**INPUT DATA:**
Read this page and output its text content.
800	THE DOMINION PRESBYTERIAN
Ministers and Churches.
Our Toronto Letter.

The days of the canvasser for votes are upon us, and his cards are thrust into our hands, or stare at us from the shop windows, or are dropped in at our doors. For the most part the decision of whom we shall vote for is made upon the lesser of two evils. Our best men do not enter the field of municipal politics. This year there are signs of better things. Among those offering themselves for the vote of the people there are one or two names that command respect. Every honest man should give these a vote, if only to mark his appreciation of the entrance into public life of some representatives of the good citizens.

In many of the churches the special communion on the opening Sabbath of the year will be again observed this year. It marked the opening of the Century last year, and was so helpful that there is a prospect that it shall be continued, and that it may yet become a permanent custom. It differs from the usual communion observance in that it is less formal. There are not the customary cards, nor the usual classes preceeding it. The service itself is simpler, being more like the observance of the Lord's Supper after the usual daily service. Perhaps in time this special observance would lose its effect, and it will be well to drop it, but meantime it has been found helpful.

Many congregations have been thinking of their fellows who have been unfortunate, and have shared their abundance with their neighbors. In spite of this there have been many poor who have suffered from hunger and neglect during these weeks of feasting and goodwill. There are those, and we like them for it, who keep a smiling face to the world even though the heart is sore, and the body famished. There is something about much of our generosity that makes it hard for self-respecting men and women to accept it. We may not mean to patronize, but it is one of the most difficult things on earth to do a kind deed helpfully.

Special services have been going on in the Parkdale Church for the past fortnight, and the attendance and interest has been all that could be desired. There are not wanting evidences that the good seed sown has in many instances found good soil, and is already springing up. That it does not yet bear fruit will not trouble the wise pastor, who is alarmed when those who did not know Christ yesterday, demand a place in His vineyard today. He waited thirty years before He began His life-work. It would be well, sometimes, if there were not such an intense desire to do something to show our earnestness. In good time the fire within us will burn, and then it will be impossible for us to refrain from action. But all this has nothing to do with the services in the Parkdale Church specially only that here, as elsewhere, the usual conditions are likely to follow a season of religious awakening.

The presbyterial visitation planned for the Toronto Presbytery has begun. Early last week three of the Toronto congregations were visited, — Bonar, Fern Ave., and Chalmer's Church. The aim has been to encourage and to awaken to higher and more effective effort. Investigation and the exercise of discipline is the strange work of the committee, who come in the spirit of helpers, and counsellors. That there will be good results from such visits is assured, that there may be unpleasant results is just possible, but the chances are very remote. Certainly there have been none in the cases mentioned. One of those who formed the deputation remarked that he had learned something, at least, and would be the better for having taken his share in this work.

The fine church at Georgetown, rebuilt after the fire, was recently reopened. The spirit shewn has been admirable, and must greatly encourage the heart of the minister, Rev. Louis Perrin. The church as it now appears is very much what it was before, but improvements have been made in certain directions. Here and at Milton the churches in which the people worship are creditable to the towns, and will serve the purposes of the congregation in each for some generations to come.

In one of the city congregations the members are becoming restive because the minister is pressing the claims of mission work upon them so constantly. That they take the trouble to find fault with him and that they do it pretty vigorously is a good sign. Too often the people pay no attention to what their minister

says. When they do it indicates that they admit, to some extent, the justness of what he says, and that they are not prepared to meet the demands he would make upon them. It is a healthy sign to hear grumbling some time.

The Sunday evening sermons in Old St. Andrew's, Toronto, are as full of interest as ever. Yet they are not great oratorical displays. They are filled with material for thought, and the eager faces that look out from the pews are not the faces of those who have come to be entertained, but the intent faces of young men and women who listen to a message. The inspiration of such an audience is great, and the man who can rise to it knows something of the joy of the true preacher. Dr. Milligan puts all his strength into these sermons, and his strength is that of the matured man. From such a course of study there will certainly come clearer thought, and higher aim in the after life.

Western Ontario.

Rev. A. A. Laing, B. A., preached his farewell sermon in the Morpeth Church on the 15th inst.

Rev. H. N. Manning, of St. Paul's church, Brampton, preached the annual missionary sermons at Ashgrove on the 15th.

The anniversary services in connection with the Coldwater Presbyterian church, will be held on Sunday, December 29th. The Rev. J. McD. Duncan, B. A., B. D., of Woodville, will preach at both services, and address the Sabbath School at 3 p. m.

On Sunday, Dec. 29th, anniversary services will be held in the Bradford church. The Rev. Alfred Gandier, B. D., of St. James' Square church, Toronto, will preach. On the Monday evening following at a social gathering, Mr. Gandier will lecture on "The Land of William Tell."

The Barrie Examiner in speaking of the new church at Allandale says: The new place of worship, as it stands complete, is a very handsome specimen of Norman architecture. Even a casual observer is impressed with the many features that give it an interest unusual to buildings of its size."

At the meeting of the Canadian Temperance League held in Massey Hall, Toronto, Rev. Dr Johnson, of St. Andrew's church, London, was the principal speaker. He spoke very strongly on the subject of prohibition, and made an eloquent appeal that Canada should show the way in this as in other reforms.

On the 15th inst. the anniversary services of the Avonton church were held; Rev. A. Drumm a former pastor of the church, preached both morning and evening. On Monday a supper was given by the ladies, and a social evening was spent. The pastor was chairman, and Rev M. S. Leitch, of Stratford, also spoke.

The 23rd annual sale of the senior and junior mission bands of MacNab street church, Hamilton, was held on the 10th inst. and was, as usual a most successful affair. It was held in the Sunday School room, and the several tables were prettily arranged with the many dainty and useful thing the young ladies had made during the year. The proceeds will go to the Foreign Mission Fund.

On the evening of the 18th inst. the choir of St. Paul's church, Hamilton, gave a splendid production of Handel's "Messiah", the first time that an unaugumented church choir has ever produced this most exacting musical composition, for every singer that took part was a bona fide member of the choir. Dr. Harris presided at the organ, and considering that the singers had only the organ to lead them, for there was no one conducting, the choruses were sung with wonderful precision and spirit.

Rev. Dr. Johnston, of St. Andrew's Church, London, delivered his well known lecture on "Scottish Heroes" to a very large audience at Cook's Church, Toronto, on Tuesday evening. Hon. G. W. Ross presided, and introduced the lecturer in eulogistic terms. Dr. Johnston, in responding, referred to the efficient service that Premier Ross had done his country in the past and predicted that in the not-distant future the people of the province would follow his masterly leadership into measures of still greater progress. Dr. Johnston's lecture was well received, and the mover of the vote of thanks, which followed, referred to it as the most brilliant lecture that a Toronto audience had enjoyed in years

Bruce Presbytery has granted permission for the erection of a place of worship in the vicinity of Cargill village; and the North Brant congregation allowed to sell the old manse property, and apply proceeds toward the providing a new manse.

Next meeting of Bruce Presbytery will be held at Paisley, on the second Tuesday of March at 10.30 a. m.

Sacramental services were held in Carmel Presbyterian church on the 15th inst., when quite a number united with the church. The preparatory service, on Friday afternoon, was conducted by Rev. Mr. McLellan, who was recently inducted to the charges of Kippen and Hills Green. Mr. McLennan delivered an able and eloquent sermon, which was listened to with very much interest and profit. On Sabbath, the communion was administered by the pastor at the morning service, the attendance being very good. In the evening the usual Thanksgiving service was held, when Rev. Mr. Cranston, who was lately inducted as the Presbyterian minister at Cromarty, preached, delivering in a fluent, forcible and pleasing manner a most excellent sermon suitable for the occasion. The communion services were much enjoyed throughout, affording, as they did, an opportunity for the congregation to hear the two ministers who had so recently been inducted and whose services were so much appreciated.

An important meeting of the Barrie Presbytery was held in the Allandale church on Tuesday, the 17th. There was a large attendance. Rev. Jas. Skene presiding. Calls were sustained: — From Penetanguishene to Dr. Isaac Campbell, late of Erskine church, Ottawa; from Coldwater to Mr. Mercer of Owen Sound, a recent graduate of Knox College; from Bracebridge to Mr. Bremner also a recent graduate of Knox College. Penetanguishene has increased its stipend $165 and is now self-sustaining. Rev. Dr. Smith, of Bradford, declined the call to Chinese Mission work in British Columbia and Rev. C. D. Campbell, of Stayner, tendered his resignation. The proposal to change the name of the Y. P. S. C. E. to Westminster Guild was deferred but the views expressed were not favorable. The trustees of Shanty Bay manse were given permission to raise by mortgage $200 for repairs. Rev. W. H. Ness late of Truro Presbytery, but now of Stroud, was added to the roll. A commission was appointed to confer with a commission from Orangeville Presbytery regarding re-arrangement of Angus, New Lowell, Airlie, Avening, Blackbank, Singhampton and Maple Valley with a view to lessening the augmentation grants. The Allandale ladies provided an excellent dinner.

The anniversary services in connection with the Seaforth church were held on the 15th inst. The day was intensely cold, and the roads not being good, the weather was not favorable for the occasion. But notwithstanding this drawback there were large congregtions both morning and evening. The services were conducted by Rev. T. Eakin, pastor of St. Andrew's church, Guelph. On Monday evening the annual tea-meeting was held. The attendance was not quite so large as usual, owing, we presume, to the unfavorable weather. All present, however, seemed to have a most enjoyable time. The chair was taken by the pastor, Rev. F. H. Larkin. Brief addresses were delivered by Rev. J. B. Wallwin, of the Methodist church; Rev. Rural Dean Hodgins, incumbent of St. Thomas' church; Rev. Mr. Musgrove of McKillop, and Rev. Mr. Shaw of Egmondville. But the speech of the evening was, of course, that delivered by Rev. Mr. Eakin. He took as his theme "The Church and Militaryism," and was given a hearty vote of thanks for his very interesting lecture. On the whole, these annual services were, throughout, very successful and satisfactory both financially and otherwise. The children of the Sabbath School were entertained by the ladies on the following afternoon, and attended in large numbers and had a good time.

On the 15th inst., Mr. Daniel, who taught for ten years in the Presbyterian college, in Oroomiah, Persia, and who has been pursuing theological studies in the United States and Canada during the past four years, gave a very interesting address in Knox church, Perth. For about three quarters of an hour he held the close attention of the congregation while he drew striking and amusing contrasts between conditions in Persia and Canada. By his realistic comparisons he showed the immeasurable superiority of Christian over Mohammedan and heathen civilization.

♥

**WRITTEN REQUEST:**
Only lines that contain the word "trouble" are wanted; copy each of them.

**SOLUTION TO THIS EXERCISE:**
Special services have been going on in the Parkdale Church for the past fortnight, and the attendance and interest has been all that could be desired. There are not wanting evidences that the good seed sown has in many instances found good soil, and is already springing up. That it does not yet bear fruit will not trouble the wise pastor, who is alarmed when those who did not know Christ yesterday, demand a place in His vineyard today. He waited thirty years before He began His life-work. It would be well, sometimes, if there were not such an intense desire to do something to show our earnestness. In good time the fire within us will burn, and then it will be impossible for us to refrain from action. But all this has nothing to do with the services in the Parkdale Church specially only that here, as elsewhere, the usual conditions are likely to follow a season of religious awakening.
In one of the city congregations the members are becoming restive because the minister is pressing the claims of mission work upon them so constantly. That they take the trouble to find fault with him and that they do it pretty vigorously is a good sign. Too often the people pay no attention to what their minister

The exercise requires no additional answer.